(Entries taken from a collection)
::::

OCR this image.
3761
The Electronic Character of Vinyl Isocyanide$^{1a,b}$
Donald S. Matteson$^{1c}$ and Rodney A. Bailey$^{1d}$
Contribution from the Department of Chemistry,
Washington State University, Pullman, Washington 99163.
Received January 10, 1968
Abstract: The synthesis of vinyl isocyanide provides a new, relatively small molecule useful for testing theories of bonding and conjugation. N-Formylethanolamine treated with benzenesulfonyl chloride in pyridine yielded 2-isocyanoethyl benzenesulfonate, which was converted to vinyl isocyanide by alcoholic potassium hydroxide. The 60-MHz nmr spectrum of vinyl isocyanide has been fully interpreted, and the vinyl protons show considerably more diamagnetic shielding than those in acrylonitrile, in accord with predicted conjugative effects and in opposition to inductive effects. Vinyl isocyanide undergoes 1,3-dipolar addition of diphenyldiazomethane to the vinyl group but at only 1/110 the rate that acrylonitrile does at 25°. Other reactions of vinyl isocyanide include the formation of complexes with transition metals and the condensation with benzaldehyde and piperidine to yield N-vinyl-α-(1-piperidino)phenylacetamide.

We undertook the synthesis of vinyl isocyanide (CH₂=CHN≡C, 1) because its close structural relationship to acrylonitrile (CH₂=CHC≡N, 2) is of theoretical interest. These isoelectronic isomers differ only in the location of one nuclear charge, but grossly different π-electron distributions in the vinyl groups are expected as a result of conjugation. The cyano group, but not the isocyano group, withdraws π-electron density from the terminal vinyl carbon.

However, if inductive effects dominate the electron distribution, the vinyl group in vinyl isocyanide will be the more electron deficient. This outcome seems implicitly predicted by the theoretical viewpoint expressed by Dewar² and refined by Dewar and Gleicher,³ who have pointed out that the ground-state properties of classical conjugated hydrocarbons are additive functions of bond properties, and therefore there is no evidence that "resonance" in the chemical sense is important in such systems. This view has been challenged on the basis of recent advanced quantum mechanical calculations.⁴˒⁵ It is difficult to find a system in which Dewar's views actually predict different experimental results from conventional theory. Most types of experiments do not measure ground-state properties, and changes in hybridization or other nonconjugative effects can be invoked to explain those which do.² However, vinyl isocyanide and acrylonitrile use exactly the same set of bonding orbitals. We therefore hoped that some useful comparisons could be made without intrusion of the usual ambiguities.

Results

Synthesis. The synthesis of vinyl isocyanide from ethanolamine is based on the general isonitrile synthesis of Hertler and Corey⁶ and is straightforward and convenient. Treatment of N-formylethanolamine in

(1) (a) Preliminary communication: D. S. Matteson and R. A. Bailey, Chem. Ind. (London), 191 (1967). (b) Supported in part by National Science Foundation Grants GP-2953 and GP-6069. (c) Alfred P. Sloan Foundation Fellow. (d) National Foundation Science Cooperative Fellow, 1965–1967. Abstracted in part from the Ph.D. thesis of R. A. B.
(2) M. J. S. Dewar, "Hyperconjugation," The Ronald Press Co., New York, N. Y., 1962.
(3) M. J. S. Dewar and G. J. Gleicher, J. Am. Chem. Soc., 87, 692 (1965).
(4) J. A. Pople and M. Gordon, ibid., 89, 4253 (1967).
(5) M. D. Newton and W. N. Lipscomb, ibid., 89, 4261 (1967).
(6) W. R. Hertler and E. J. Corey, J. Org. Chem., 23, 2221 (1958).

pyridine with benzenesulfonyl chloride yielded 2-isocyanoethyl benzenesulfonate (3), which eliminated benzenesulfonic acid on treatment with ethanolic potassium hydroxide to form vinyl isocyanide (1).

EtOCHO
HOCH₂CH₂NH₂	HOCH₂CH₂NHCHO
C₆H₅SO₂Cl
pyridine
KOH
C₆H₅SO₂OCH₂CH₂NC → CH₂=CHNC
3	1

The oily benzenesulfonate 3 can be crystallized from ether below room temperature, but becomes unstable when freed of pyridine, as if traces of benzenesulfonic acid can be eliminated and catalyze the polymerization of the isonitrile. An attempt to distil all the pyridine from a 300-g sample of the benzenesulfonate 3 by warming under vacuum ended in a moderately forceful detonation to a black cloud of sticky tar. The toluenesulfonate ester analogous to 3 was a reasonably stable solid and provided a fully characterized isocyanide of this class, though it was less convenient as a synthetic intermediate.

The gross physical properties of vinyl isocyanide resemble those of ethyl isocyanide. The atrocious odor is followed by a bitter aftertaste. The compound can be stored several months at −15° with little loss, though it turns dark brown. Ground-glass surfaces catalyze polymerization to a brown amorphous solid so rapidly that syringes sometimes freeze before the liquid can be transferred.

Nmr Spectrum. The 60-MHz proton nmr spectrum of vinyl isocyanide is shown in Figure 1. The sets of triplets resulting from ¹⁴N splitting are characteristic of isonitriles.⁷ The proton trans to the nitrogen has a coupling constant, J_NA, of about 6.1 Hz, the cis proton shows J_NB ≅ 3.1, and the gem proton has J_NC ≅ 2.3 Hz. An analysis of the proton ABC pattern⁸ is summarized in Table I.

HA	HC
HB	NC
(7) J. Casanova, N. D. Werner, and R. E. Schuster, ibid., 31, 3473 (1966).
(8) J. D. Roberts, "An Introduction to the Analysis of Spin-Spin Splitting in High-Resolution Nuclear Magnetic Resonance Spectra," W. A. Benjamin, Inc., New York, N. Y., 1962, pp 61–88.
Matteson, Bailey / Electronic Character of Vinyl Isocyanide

::::

Scan the records above for the string "York", then select every line that holds it.

(2) M. J. S. Dewar, "Hyperconjugation," The Ronald Press Co., New York, N. Y., 1962.
(8) J. D. Roberts, "An Introduction to the Analysis of Spin-Spin Splitting in High-Resolution Nuclear Magnetic Resonance Spectra," W. A. Benjamin, Inc., New York, N. Y., 1962, pp 61–88.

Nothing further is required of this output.